*Extracted records*:
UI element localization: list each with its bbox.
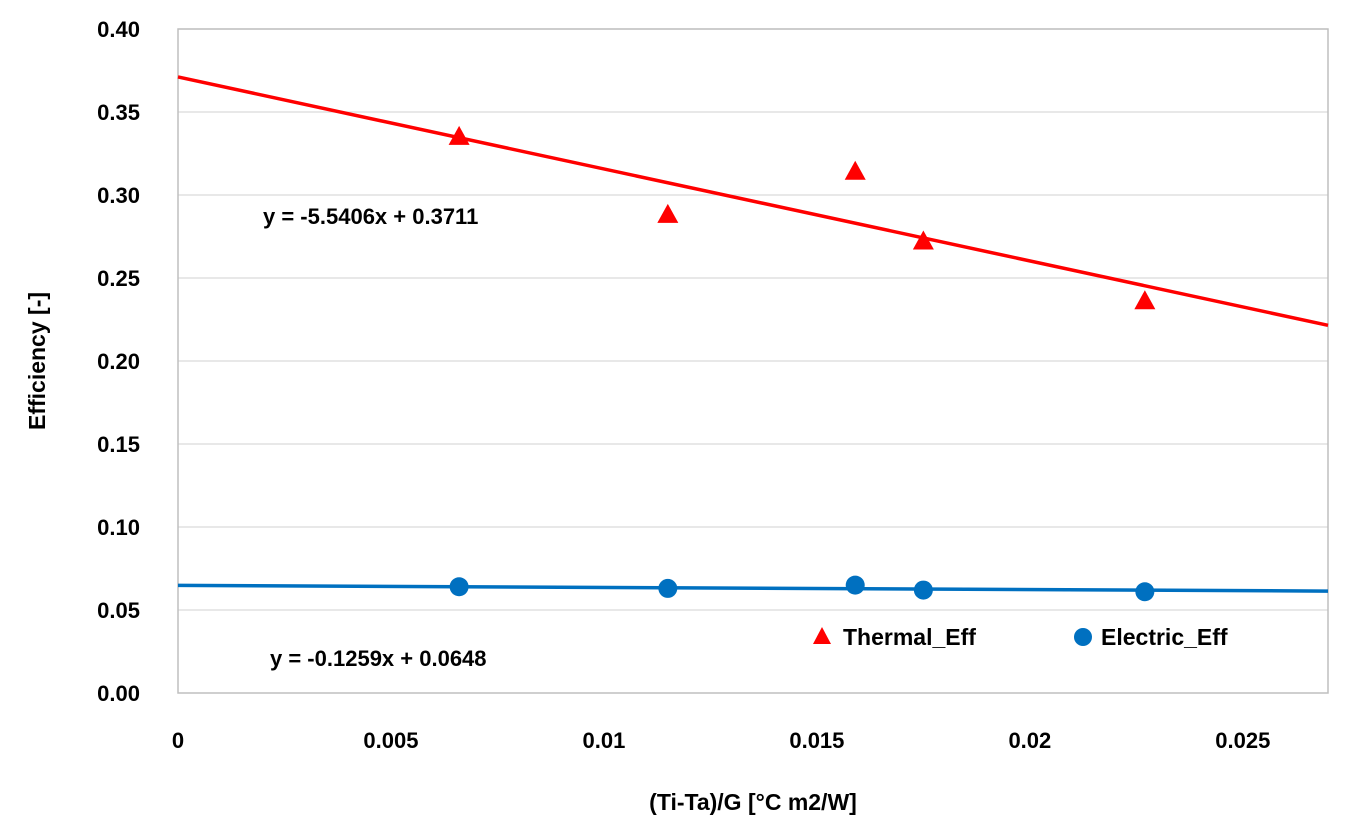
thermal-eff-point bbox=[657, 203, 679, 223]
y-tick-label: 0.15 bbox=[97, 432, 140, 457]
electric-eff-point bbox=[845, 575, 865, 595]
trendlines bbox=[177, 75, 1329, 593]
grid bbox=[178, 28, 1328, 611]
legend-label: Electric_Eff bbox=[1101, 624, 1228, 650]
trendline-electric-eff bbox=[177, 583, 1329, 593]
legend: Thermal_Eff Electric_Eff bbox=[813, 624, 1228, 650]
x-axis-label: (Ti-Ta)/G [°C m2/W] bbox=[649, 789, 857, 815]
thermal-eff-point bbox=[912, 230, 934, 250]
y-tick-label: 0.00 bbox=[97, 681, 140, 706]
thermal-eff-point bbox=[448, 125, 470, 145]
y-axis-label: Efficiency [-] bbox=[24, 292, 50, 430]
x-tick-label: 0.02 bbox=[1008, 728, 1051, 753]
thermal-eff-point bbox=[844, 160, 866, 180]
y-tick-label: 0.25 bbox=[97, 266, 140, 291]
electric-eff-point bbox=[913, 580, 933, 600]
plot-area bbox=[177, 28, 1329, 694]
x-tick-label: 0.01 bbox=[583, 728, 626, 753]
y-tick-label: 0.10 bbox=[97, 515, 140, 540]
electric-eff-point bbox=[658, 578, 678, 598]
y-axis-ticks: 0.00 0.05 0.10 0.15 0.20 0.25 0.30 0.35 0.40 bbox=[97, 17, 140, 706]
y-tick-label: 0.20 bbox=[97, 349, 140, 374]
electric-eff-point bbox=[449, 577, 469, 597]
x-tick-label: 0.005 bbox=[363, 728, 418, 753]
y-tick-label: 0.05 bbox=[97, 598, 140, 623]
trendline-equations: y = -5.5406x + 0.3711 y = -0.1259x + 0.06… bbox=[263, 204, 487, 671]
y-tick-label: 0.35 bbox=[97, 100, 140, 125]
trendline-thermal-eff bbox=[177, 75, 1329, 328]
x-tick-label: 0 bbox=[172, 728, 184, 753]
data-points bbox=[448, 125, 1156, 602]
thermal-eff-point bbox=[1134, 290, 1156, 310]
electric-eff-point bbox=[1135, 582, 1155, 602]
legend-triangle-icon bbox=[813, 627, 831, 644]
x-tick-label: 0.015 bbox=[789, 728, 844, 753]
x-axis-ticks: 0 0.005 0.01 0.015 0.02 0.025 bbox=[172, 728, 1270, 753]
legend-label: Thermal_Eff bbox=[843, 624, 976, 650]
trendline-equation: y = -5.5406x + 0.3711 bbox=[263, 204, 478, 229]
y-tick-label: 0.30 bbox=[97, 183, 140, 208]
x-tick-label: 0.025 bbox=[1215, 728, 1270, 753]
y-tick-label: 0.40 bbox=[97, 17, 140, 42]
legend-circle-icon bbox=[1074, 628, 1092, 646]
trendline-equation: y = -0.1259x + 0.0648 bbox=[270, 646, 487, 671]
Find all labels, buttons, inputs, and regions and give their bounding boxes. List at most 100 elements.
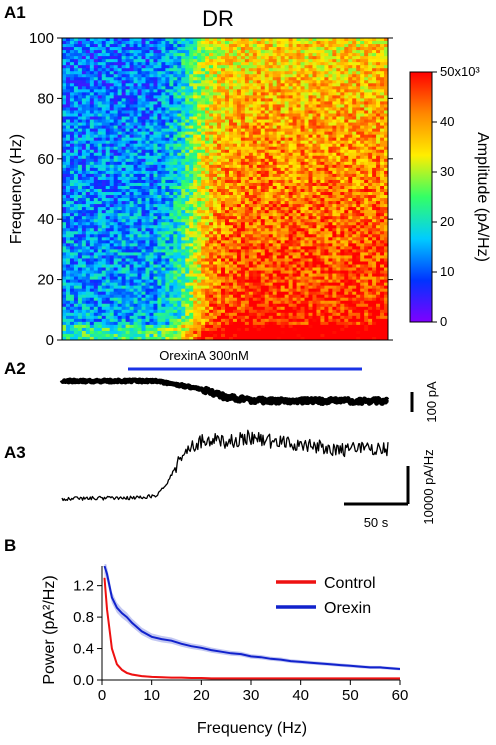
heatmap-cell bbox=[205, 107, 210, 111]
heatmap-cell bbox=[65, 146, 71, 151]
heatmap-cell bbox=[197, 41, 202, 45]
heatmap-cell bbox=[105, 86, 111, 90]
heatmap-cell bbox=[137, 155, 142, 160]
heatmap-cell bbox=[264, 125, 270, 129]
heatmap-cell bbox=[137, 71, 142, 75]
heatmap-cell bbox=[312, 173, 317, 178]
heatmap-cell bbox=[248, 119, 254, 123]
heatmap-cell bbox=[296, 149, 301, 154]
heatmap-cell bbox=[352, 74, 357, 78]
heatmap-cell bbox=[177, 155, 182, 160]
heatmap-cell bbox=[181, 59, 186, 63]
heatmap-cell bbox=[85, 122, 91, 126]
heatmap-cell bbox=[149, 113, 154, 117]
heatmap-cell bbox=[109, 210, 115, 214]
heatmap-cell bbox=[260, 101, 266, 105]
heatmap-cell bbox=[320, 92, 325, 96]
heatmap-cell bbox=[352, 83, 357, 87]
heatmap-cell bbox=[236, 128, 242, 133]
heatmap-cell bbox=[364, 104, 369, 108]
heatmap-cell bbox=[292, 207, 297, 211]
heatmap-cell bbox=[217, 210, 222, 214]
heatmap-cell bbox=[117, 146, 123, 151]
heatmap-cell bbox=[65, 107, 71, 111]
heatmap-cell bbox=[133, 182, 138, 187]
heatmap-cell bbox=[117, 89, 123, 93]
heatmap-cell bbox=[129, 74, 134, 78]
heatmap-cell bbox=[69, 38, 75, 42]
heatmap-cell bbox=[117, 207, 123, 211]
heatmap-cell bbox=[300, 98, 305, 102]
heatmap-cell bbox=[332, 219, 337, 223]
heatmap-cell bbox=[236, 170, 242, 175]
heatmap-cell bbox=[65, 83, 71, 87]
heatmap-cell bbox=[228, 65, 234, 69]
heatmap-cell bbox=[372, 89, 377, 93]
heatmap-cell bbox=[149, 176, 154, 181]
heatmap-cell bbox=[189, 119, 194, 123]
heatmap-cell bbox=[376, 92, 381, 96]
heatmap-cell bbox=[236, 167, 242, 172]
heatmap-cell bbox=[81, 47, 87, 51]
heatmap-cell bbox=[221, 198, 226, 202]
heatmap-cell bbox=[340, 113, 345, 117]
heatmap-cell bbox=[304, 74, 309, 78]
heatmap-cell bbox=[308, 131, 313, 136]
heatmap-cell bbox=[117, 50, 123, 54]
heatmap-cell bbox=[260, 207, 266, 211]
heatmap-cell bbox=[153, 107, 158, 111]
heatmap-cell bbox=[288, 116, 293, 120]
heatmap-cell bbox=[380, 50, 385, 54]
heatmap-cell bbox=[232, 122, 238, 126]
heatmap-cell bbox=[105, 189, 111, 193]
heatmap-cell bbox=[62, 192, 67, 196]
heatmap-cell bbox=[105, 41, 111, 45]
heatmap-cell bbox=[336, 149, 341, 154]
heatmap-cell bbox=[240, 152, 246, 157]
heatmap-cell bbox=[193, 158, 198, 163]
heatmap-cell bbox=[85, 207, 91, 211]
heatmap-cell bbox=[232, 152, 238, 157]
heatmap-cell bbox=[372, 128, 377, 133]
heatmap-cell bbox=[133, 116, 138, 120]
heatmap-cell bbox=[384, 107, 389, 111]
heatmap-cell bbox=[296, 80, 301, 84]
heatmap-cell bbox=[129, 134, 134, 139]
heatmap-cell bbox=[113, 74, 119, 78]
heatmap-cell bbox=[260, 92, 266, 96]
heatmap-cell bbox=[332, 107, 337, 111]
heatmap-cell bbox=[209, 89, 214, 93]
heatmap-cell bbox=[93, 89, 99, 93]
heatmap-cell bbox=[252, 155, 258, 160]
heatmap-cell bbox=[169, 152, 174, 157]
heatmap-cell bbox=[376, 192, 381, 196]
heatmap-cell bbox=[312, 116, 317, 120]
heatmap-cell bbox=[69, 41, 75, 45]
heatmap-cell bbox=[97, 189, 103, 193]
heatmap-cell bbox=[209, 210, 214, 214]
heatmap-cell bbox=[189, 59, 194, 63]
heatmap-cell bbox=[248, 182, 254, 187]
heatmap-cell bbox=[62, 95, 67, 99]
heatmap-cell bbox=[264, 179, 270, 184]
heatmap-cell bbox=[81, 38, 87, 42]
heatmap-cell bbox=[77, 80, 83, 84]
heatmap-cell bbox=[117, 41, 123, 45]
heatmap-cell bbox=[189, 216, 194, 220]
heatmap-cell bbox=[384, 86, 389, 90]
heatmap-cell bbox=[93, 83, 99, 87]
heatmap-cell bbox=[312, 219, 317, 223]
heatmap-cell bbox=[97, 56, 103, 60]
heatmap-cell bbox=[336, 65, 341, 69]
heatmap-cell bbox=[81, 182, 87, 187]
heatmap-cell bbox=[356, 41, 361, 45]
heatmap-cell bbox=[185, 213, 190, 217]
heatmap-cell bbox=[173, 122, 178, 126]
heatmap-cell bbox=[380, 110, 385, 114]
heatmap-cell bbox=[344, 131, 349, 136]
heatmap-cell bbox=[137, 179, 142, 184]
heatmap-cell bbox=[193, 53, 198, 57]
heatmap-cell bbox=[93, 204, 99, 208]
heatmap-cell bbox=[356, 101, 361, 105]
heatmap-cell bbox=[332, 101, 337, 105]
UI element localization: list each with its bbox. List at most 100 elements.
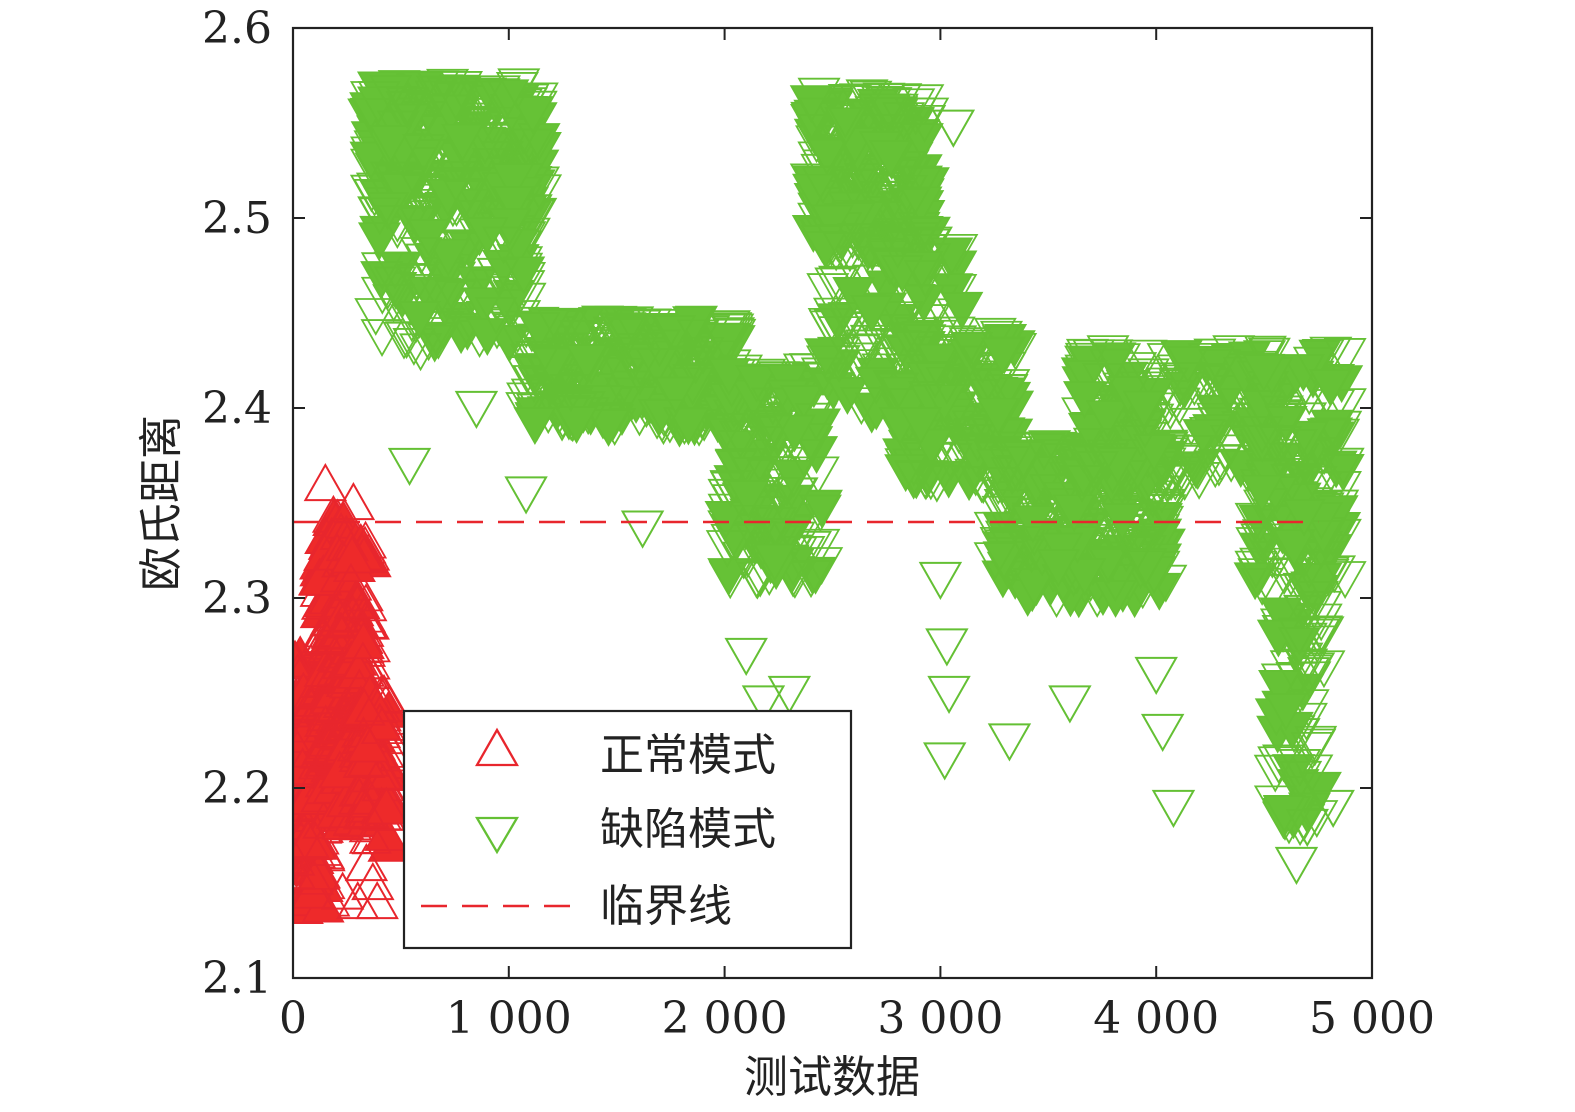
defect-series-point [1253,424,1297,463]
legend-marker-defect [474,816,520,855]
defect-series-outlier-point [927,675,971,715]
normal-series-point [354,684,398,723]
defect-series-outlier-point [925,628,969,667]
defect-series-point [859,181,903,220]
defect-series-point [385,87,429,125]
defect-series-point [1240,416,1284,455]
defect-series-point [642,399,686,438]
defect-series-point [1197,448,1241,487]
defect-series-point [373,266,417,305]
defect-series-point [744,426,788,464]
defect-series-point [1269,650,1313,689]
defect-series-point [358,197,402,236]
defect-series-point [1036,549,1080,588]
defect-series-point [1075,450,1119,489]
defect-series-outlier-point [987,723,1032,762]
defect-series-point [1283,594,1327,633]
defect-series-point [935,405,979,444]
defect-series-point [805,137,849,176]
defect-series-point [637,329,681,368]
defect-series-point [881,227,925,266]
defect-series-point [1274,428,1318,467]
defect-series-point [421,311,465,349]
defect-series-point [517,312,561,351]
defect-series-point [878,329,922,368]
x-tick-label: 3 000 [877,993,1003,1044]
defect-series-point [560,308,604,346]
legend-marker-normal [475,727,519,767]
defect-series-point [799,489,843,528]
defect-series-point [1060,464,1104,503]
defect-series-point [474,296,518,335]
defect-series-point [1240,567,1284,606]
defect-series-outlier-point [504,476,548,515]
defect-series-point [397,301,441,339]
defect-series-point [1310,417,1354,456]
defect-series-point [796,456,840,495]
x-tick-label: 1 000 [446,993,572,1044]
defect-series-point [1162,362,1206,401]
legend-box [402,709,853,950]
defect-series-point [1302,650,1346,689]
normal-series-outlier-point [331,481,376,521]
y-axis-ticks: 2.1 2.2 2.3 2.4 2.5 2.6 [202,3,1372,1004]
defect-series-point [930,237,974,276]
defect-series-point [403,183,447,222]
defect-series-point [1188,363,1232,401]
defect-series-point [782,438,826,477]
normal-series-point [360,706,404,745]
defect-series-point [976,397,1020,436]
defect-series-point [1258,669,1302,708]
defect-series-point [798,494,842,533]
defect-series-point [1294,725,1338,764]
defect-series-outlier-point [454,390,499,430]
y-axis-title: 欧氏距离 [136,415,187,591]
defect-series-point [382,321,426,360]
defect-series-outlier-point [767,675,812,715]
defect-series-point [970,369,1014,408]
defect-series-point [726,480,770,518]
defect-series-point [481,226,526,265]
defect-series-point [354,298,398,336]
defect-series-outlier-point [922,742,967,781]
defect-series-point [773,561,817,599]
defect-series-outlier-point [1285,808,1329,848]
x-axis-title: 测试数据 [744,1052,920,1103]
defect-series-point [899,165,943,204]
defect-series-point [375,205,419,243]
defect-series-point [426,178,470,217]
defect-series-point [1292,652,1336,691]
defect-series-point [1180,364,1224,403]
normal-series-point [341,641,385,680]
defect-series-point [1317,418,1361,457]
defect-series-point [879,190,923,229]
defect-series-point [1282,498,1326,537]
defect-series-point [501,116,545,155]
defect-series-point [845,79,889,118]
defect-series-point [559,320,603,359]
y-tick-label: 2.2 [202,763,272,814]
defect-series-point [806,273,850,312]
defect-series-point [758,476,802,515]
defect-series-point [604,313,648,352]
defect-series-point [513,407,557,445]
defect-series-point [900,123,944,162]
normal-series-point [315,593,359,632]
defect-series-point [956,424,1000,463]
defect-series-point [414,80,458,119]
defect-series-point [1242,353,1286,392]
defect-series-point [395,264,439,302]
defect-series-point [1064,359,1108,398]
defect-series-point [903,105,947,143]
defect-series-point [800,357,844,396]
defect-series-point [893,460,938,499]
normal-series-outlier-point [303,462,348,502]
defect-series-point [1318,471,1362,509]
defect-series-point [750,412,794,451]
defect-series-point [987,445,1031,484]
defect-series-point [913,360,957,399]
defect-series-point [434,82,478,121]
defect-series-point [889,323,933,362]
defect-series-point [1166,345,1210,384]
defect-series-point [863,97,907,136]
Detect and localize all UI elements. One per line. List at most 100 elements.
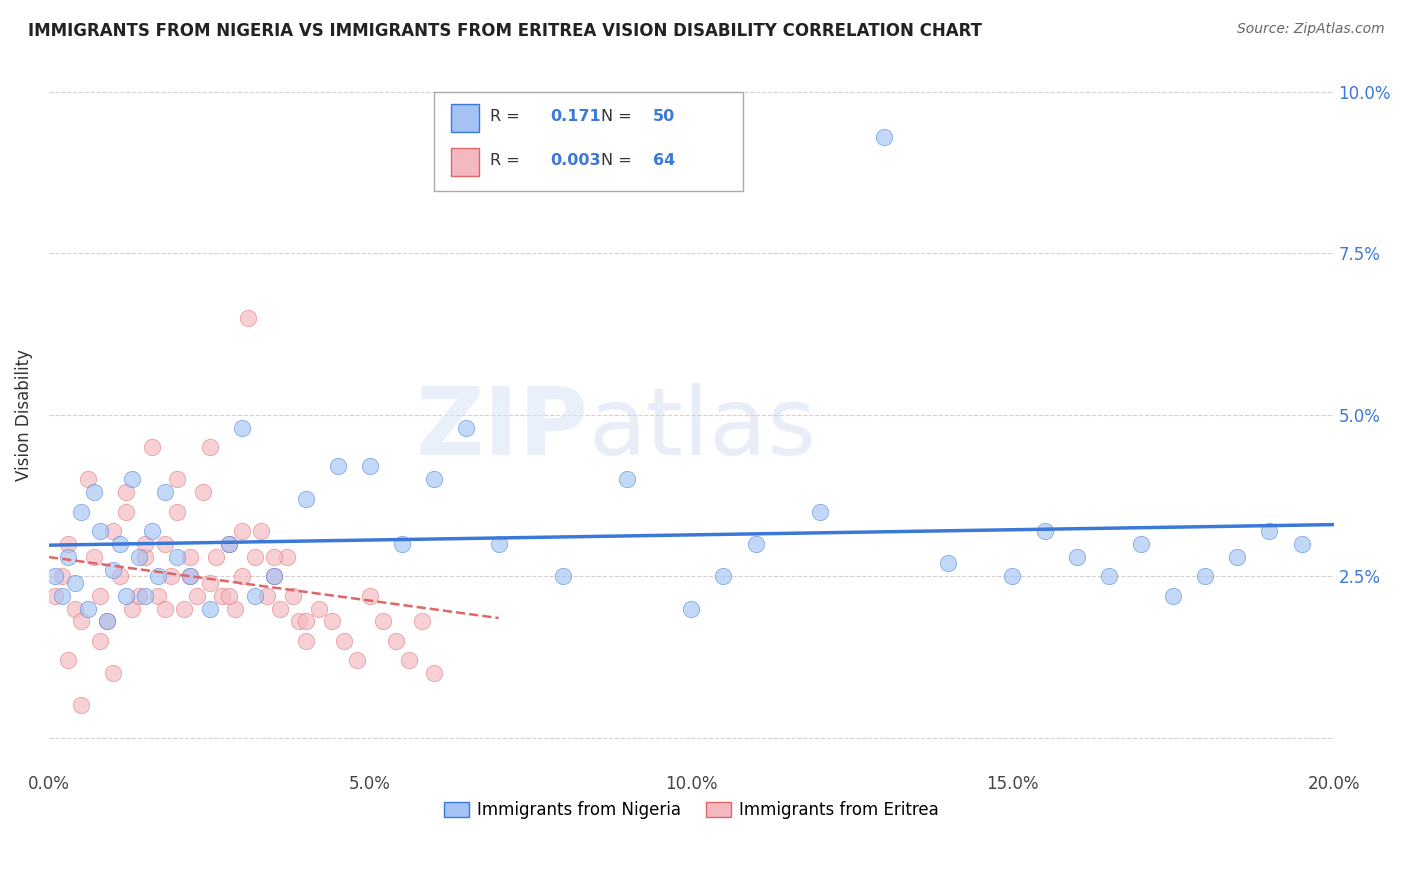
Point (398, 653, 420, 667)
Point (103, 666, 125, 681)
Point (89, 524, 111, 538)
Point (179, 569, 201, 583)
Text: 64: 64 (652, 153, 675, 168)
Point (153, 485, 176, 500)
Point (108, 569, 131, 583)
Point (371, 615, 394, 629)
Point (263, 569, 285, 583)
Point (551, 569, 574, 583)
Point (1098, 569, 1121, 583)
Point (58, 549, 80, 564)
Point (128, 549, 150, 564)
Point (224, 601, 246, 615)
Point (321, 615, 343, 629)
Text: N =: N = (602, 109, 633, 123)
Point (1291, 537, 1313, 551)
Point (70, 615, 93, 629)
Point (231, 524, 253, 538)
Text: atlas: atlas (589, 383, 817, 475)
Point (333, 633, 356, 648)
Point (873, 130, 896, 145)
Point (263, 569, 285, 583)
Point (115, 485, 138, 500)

*Exercise goal*: Render the rows from the line containing "Point (398, 653, 420, 667)" through the final row, inclusive, as a JSON list of strings with one string per line and blank lines omitted.

*Worked answer*:
[
  "Point (398, 653, 420, 667)",
  "Point (103, 666, 125, 681)",
  "Point (89, 524, 111, 538)",
  "Point (179, 569, 201, 583)",
  "Text: 64: 64 (652, 153, 675, 168)",
  "Point (153, 485, 176, 500)",
  "Point (108, 569, 131, 583)",
  "Point (371, 615, 394, 629)",
  "Point (263, 569, 285, 583)",
  "Point (551, 569, 574, 583)",
  "Point (1098, 569, 1121, 583)",
  "Point (58, 549, 80, 564)",
  "Point (128, 549, 150, 564)",
  "Point (224, 601, 246, 615)",
  "Point (321, 615, 343, 629)",
  "Text: N =: N = (602, 109, 633, 123)",
  "Point (1291, 537, 1313, 551)",
  "Point (70, 615, 93, 629)",
  "Point (231, 524, 253, 538)",
  "Text: atlas: atlas (589, 383, 817, 475)",
  "Point (333, 633, 356, 648)",
  "Point (873, 130, 896, 145)",
  "Point (263, 569, 285, 583)",
  "Point (115, 485, 138, 500)"
]